## EXERCISE REQUIREMENTS
Print every entry word for word, but omit the pictures.
:: EXTRACTED MATERIAL
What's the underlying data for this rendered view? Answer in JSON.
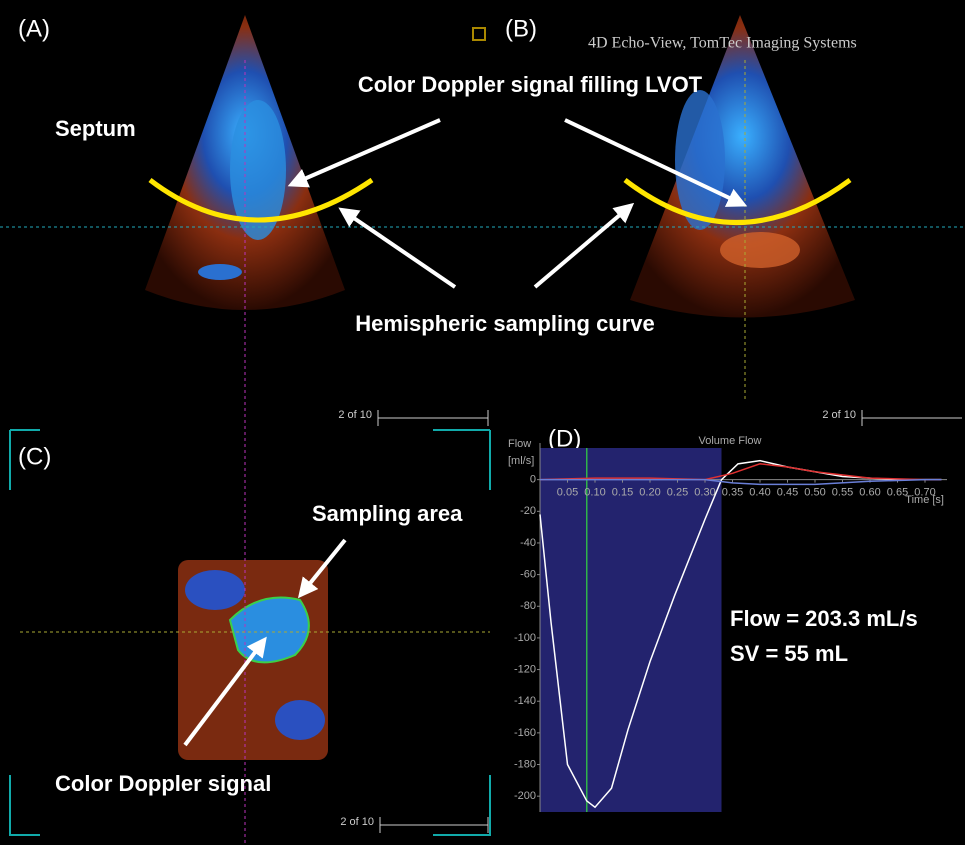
{
  "panels": {
    "a": "(A)",
    "b": "(B)",
    "c": "(C)",
    "d": "(D)"
  },
  "software": "4D Echo-View, TomTec Imaging Systems",
  "annotations": {
    "lvot": "Color Doppler signal filling LVOT",
    "septum": "Septum",
    "curve": "Hemispheric sampling curve",
    "area": "Sampling area",
    "signal": "Color Doppler signal"
  },
  "frame_labels": [
    "2 of 10",
    "2 of 10",
    "2 of 10"
  ],
  "results": {
    "flow": "Flow = 203.3 mL/s",
    "sv": "SV = 55 mL"
  },
  "chart_data": {
    "type": "line",
    "title": "Volume Flow",
    "y_label": "Flow",
    "y_unit": "[ml/s]",
    "x_label": "Time [s]",
    "xlim": [
      0,
      0.74
    ],
    "ylim": [
      -210,
      20
    ],
    "xticks": [
      0.05,
      {
        "value": 0.1,
        "label": "0.10"
      },
      0.15,
      {
        "value": 0.2,
        "label": "0.20"
      },
      0.25,
      {
        "value": 0.3,
        "label": "0.30"
      },
      0.35,
      {
        "value": 0.4,
        "label": "0.40"
      },
      0.45,
      {
        "value": 0.5,
        "label": "0.50"
      },
      0.55,
      {
        "value": 0.6,
        "label": "0.60"
      },
      0.65,
      {
        "value": 0.7,
        "label": "0.70"
      }
    ],
    "yticks": [
      0,
      -20,
      -40,
      -60,
      -80,
      -100,
      -120,
      -140,
      -160,
      -180,
      -200
    ],
    "highlight": [
      0,
      0.33
    ],
    "highlight_color": "#23236e",
    "marker_x": 0.085,
    "marker_color": "#2fb34a",
    "series": [
      {
        "color": "#ffffff",
        "x": [
          0,
          0.02,
          0.05,
          0.085,
          0.1,
          0.13,
          0.16,
          0.2,
          0.245,
          0.3,
          0.33,
          0.36,
          0.4,
          0.45,
          0.5,
          0.55,
          0.6,
          0.65,
          0.7,
          0.73
        ],
        "values": [
          -22,
          -90,
          -180,
          -203,
          -207,
          -195,
          -158,
          -115,
          -73,
          -25,
          0,
          10,
          12,
          8,
          5,
          2,
          1,
          0,
          0,
          0
        ]
      },
      {
        "color": "#e03030",
        "x": [
          0,
          0.1,
          0.2,
          0.3,
          0.35,
          0.4,
          0.45,
          0.5,
          0.6,
          0.7,
          0.73
        ],
        "values": [
          0,
          1,
          1,
          0,
          4,
          10,
          8,
          5,
          1,
          0,
          0
        ]
      },
      {
        "color": "#6a7fd8",
        "x": [
          0,
          0.3,
          0.35,
          0.4,
          0.5,
          0.6,
          0.7,
          0.73
        ],
        "values": [
          0,
          0,
          -2,
          -3,
          -3,
          -1,
          0,
          0
        ]
      }
    ]
  }
}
::::
## OUTPUT OF THE EXERCISE
What's the underlying data for this rendered view? Answer in JSON.
{
  "panels": {
    "a": "(A)",
    "b": "(B)",
    "c": "(C)",
    "d": "(D)"
  },
  "software": "4D Echo-View, TomTec Imaging Systems",
  "annotations": {
    "lvot": "Color Doppler signal filling LVOT",
    "septum": "Septum",
    "curve": "Hemispheric sampling curve",
    "area": "Sampling area",
    "signal": "Color Doppler signal"
  },
  "frame_labels": [
    "2 of 10",
    "2 of 10",
    "2 of 10"
  ],
  "results": {
    "flow": "Flow = 203.3 mL/s",
    "sv": "SV = 55 mL"
  },
  "chart_data": {
    "type": "line",
    "title": "Volume Flow",
    "y_label": "Flow",
    "y_unit": "[ml/s]",
    "x_label": "Time [s]",
    "xlim": [
      0,
      0.74
    ],
    "ylim": [
      -210,
      20
    ],
    "xticks": [
      0.05,
      {
        "value": 0.1,
        "label": "0.10"
      },
      0.15,
      {
        "value": 0.2,
        "label": "0.20"
      },
      0.25,
      {
        "value": 0.3,
        "label": "0.30"
      },
      0.35,
      {
        "value": 0.4,
        "label": "0.40"
      },
      0.45,
      {
        "value": 0.5,
        "label": "0.50"
      },
      0.55,
      {
        "value": 0.6,
        "label": "0.60"
      },
      0.65,
      {
        "value": 0.7,
        "label": "0.70"
      }
    ],
    "yticks": [
      0,
      -20,
      -40,
      -60,
      -80,
      -100,
      -120,
      -140,
      -160,
      -180,
      -200
    ],
    "highlight": [
      0,
      0.33
    ],
    "highlight_color": "#23236e",
    "marker_x": 0.085,
    "marker_color": "#2fb34a",
    "series": [
      {
        "color": "#ffffff",
        "x": [
          0,
          0.02,
          0.05,
          0.085,
          0.1,
          0.13,
          0.16,
          0.2,
          0.245,
          0.3,
          0.33,
          0.36,
          0.4,
          0.45,
          0.5,
          0.55,
          0.6,
          0.65,
          0.7,
          0.73
        ],
        "values": [
          -22,
          -90,
          -180,
          -203,
          -207,
          -195,
          -158,
          -115,
          -73,
          -25,
          0,
          10,
          12,
          8,
          5,
          2,
          1,
          0,
          0,
          0
        ]
      },
      {
        "color": "#e03030",
        "x": [
          0,
          0.1,
          0.2,
          0.3,
          0.35,
          0.4,
          0.45,
          0.5,
          0.6,
          0.7,
          0.73
        ],
        "values": [
          0,
          1,
          1,
          0,
          4,
          10,
          8,
          5,
          1,
          0,
          0
        ]
      },
      {
        "color": "#6a7fd8",
        "x": [
          0,
          0.3,
          0.35,
          0.4,
          0.5,
          0.6,
          0.7,
          0.73
        ],
        "values": [
          0,
          0,
          -2,
          -3,
          -3,
          -1,
          0,
          0
        ]
      }
    ]
  }
}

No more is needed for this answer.